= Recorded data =
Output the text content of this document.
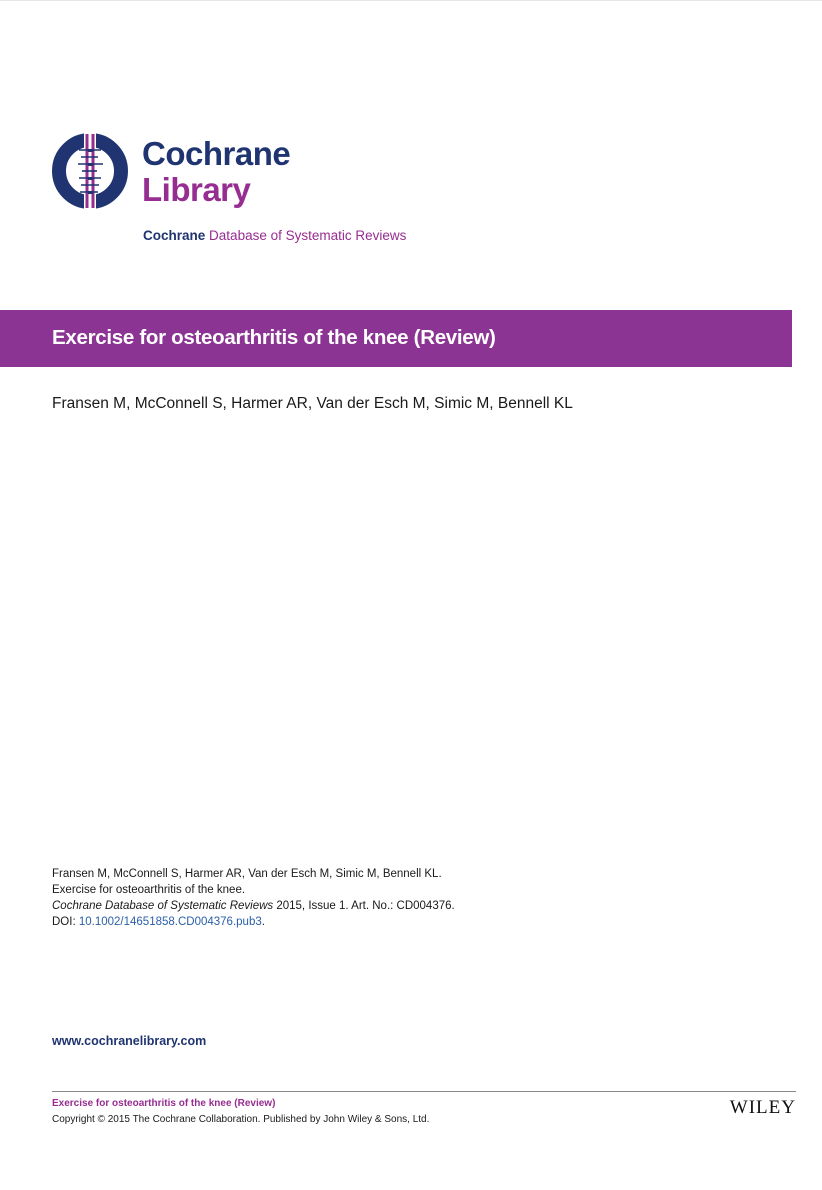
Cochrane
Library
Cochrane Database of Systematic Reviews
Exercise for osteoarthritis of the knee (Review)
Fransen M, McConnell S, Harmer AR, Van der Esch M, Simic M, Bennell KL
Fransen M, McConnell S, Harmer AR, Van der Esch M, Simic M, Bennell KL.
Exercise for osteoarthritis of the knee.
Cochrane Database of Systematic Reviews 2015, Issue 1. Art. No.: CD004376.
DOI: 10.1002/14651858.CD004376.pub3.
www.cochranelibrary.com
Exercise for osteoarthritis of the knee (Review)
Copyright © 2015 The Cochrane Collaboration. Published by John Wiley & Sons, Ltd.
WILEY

= Goal of the exercise =
Search the listing above for the string "McConnell". Copy every line that contains it.

= Exercise response =
Fransen M, McConnell S, Harmer AR, Van der Esch M, Simic M, Bennell KL
Fransen M, McConnell S, Harmer AR, Van der Esch M, Simic M, Bennell KL.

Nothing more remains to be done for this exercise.